Dataset items:
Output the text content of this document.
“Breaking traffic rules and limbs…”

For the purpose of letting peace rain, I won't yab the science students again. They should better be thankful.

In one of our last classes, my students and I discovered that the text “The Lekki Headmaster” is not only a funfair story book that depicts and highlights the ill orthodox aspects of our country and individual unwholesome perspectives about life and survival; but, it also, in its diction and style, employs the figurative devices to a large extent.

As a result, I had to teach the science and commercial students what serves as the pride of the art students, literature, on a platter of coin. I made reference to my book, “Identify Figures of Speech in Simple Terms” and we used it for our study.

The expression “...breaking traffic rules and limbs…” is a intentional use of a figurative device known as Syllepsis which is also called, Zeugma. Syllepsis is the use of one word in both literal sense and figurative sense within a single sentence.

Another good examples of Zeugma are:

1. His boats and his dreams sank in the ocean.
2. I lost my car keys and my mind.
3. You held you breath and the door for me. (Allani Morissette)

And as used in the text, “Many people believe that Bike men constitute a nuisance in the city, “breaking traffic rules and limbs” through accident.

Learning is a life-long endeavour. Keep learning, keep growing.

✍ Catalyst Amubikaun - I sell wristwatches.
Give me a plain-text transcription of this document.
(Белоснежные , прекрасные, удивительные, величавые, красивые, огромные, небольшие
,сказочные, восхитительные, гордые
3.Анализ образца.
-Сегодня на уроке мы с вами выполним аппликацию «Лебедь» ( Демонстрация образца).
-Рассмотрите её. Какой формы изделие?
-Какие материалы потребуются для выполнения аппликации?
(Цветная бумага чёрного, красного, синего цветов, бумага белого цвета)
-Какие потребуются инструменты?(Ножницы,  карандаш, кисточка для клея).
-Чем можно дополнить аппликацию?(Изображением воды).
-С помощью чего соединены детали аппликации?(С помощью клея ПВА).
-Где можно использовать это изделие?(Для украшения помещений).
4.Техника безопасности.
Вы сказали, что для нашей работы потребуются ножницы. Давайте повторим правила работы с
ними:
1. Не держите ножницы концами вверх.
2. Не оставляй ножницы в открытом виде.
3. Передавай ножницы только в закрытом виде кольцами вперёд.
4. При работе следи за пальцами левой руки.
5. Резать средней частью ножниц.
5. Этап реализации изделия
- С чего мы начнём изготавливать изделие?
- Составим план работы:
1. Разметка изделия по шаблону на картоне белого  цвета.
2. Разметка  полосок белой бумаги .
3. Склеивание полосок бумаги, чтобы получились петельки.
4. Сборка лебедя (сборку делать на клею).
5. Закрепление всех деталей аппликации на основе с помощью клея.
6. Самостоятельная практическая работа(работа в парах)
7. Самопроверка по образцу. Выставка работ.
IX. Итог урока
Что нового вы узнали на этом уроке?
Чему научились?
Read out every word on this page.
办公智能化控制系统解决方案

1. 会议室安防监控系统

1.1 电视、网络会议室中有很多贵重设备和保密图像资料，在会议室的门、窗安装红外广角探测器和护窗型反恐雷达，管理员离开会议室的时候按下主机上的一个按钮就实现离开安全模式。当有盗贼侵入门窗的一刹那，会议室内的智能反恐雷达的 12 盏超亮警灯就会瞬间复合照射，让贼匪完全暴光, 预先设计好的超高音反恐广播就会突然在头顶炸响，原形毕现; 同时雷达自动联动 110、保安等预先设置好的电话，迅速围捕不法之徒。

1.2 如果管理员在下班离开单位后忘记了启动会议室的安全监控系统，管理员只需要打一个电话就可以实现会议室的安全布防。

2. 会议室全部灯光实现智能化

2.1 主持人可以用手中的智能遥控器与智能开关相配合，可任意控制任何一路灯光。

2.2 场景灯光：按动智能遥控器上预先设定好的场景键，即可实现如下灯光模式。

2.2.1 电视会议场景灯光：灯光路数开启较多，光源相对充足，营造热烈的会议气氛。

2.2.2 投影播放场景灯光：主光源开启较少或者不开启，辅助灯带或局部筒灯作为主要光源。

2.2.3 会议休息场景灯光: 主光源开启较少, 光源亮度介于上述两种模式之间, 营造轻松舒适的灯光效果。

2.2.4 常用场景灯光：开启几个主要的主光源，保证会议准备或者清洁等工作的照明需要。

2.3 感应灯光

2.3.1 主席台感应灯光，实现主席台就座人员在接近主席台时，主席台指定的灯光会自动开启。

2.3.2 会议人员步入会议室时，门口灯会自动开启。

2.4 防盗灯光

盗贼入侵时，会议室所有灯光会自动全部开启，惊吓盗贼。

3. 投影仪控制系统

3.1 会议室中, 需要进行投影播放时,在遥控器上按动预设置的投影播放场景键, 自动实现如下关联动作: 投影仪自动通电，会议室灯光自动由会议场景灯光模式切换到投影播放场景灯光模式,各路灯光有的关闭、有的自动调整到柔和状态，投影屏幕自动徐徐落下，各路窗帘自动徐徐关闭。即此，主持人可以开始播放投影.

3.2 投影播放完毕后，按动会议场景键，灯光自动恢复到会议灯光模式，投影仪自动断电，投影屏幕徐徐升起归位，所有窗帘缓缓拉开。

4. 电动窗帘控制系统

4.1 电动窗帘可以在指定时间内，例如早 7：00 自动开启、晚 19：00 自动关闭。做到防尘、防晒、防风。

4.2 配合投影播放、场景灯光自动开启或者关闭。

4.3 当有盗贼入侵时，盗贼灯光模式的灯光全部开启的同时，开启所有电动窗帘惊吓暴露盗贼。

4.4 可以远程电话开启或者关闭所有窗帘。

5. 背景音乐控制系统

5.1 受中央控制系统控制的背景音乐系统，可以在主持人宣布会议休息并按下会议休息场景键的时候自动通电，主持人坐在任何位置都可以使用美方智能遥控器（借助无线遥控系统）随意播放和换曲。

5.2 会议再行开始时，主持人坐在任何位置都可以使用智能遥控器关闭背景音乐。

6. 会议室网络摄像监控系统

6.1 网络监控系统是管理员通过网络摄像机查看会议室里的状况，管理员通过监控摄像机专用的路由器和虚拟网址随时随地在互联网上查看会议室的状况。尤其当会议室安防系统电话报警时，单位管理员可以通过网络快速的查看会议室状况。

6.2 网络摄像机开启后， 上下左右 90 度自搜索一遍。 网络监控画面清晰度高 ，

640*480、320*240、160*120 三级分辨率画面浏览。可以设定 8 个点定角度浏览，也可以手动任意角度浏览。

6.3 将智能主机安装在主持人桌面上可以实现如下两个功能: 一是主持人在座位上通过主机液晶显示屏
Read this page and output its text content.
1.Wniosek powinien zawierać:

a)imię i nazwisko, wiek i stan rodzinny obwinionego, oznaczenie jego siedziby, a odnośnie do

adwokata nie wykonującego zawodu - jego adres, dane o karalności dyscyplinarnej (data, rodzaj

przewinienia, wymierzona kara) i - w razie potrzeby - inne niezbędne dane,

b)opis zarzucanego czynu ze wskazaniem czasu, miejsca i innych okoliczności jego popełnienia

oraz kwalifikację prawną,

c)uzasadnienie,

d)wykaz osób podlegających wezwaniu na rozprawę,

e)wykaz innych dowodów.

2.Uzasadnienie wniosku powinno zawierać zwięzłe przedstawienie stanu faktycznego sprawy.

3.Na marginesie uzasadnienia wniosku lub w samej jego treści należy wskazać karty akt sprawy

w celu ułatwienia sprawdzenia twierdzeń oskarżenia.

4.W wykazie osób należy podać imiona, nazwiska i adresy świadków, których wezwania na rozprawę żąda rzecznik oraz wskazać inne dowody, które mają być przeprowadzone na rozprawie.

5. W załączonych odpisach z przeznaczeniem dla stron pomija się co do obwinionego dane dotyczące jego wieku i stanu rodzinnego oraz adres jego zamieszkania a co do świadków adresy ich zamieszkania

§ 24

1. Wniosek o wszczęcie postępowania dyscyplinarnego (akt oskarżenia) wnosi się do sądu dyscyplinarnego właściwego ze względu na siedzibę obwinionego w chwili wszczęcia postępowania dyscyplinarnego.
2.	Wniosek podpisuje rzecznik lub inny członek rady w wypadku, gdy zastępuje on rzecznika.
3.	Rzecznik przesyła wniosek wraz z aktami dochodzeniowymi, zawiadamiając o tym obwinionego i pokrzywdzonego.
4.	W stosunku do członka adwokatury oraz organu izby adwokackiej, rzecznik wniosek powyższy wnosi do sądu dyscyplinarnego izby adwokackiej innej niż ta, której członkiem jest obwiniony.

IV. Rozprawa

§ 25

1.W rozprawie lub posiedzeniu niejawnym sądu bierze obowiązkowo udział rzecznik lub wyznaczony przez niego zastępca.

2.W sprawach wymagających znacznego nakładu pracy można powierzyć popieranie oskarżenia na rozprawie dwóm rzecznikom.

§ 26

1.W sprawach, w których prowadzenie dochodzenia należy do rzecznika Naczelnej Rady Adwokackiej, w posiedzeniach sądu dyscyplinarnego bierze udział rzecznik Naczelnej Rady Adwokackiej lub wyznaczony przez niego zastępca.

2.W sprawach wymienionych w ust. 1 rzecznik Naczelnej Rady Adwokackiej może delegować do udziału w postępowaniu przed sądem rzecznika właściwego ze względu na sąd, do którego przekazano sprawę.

> [EXERCISE OBJECTIVE]: Search the data for "document". Copy every line that has it.

> [PROBLEM SOLUTION]:
Output the text content of this document.
Give me a plain-text transcription of this document.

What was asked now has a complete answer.